## EXERCISE REQUIREMENTS
The records underneath are to be repeated exactly, with the pictures left out.

## Stored data
------------------------------

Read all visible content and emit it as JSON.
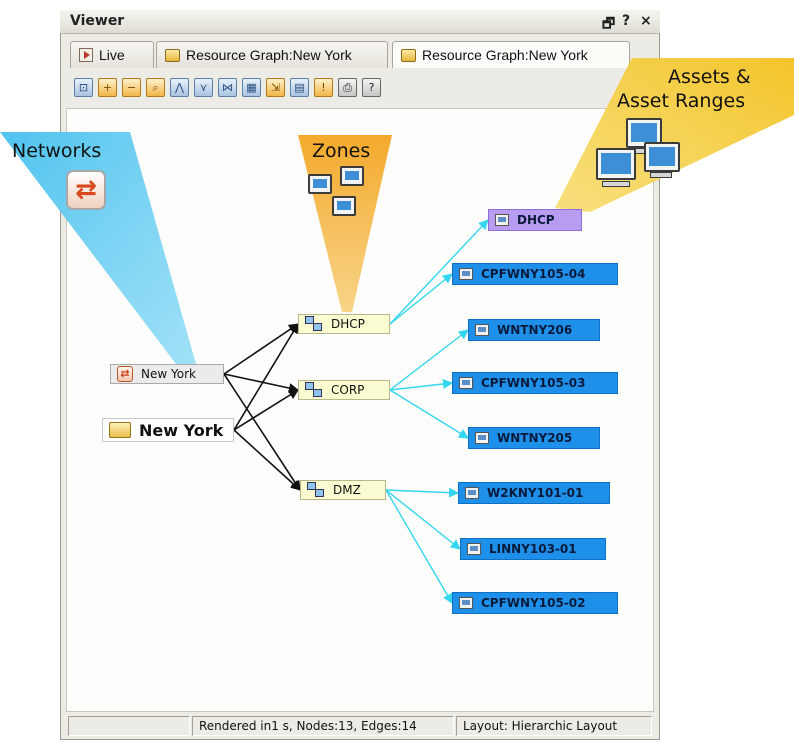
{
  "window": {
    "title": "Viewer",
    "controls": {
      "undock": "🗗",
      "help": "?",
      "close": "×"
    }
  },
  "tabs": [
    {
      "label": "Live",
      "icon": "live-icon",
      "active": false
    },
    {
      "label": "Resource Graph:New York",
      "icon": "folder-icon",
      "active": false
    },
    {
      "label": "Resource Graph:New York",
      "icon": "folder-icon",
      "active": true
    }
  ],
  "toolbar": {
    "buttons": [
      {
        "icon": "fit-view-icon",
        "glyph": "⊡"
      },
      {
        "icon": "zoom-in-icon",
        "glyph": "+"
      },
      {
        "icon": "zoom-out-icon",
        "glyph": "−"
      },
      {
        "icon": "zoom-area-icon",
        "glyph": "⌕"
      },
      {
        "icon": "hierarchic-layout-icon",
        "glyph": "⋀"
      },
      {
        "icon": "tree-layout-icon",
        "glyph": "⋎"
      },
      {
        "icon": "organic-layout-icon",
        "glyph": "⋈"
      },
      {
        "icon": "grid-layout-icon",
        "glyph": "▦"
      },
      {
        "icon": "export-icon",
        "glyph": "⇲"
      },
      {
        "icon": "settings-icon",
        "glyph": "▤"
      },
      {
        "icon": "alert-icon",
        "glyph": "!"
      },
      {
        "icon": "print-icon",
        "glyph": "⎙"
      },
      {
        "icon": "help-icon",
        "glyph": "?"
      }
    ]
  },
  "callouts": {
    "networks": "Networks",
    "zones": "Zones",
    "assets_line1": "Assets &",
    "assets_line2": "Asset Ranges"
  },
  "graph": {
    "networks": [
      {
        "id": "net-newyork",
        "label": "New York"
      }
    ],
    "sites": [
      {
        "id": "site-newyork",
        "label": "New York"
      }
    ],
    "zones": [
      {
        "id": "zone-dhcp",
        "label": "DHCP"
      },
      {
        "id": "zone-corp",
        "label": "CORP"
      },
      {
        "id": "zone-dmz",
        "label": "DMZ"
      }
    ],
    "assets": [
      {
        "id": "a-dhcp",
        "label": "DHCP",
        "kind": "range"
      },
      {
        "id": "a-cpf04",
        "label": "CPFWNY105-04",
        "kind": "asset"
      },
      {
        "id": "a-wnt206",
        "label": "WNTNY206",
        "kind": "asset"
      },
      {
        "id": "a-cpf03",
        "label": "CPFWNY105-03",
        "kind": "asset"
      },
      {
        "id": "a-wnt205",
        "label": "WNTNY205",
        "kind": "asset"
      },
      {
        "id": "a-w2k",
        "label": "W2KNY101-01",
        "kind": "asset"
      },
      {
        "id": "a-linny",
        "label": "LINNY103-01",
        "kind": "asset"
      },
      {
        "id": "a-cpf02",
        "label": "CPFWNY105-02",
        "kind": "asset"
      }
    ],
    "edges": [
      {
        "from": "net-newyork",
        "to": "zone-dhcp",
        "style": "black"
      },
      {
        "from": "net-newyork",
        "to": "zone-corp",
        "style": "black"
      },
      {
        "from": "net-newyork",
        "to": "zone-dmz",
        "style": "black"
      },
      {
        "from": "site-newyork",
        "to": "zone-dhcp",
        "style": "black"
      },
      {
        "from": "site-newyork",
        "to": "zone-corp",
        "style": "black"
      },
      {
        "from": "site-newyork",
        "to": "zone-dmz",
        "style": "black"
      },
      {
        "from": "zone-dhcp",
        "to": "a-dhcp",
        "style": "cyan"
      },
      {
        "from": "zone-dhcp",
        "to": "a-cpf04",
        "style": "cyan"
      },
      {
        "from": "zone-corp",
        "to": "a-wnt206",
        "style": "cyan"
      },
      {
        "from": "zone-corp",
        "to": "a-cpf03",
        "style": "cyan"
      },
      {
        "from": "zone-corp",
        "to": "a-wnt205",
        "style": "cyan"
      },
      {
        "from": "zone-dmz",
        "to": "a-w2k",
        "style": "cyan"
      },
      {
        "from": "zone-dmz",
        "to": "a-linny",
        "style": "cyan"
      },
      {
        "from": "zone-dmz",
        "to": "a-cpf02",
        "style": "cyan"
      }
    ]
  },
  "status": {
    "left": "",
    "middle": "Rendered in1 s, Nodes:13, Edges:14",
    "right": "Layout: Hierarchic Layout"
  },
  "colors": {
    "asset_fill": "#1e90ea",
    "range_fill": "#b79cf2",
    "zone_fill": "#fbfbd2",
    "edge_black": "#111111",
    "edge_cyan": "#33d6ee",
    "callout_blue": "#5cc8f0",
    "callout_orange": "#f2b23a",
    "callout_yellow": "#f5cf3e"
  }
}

------------------------------

## TASK SOLUTION
Read all visible content and emit it as JSON.
{
  "window": {
    "title": "Viewer",
    "controls": {
      "undock": "🗗",
      "help": "?",
      "close": "×"
    }
  },
  "tabs": [
    {
      "label": "Live",
      "icon": "live-icon",
      "active": false
    },
    {
      "label": "Resource Graph:New York",
      "icon": "folder-icon",
      "active": false
    },
    {
      "label": "Resource Graph:New York",
      "icon": "folder-icon",
      "active": true
    }
  ],
  "toolbar": {
    "buttons": [
      {
        "icon": "fit-view-icon",
        "glyph": "⊡"
      },
      {
        "icon": "zoom-in-icon",
        "glyph": "+"
      },
      {
        "icon": "zoom-out-icon",
        "glyph": "−"
      },
      {
        "icon": "zoom-area-icon",
        "glyph": "⌕"
      },
      {
        "icon": "hierarchic-layout-icon",
        "glyph": "⋀"
      },
      {
        "icon": "tree-layout-icon",
        "glyph": "⋎"
      },
      {
        "icon": "organic-layout-icon",
        "glyph": "⋈"
      },
      {
        "icon": "grid-layout-icon",
        "glyph": "▦"
      },
      {
        "icon": "export-icon",
        "glyph": "⇲"
      },
      {
        "icon": "settings-icon",
        "glyph": "▤"
      },
      {
        "icon": "alert-icon",
        "glyph": "!"
      },
      {
        "icon": "print-icon",
        "glyph": "⎙"
      },
      {
        "icon": "help-icon",
        "glyph": "?"
      }
    ]
  },
  "callouts": {
    "networks": "Networks",
    "zones": "Zones",
    "assets_line1": "Assets &",
    "assets_line2": "Asset Ranges"
  },
  "graph": {
    "networks": [
      {
        "id": "net-newyork",
        "label": "New York"
      }
    ],
    "sites": [
      {
        "id": "site-newyork",
        "label": "New York"
      }
    ],
    "zones": [
      {
        "id": "zone-dhcp",
        "label": "DHCP"
      },
      {
        "id": "zone-corp",
        "label": "CORP"
      },
      {
        "id": "zone-dmz",
        "label": "DMZ"
      }
    ],
    "assets": [
      {
        "id": "a-dhcp",
        "label": "DHCP",
        "kind": "range"
      },
      {
        "id": "a-cpf04",
        "label": "CPFWNY105-04",
        "kind": "asset"
      },
      {
        "id": "a-wnt206",
        "label": "WNTNY206",
        "kind": "asset"
      },
      {
        "id": "a-cpf03",
        "label": "CPFWNY105-03",
        "kind": "asset"
      },
      {
        "id": "a-wnt205",
        "label": "WNTNY205",
        "kind": "asset"
      },
      {
        "id": "a-w2k",
        "label": "W2KNY101-01",
        "kind": "asset"
      },
      {
        "id": "a-linny",
        "label": "LINNY103-01",
        "kind": "asset"
      },
      {
        "id": "a-cpf02",
        "label": "CPFWNY105-02",
        "kind": "asset"
      }
    ],
    "edges": [
      {
        "from": "net-newyork",
        "to": "zone-dhcp",
        "style": "black"
      },
      {
        "from": "net-newyork",
        "to": "zone-corp",
        "style": "black"
      },
      {
        "from": "net-newyork",
        "to": "zone-dmz",
        "style": "black"
      },
      {
        "from": "site-newyork",
        "to": "zone-dhcp",
        "style": "black"
      },
      {
        "from": "site-newyork",
        "to": "zone-corp",
        "style": "black"
      },
      {
        "from": "site-newyork",
        "to": "zone-dmz",
        "style": "black"
      },
      {
        "from": "zone-dhcp",
        "to": "a-dhcp",
        "style": "cyan"
      },
      {
        "from": "zone-dhcp",
        "to": "a-cpf04",
        "style": "cyan"
      },
      {
        "from": "zone-corp",
        "to": "a-wnt206",
        "style": "cyan"
      },
      {
        "from": "zone-corp",
        "to": "a-cpf03",
        "style": "cyan"
      },
      {
        "from": "zone-corp",
        "to": "a-wnt205",
        "style": "cyan"
      },
      {
        "from": "zone-dmz",
        "to": "a-w2k",
        "style": "cyan"
      },
      {
        "from": "zone-dmz",
        "to": "a-linny",
        "style": "cyan"
      },
      {
        "from": "zone-dmz",
        "to": "a-cpf02",
        "style": "cyan"
      }
    ]
  },
  "status": {
    "left": "",
    "middle": "Rendered in1 s, Nodes:13, Edges:14",
    "right": "Layout: Hierarchic Layout"
  },
  "colors": {
    "asset_fill": "#1e90ea",
    "range_fill": "#b79cf2",
    "zone_fill": "#fbfbd2",
    "edge_black": "#111111",
    "edge_cyan": "#33d6ee",
    "callout_blue": "#5cc8f0",
    "callout_orange": "#f2b23a",
    "callout_yellow": "#f5cf3e"
  }
}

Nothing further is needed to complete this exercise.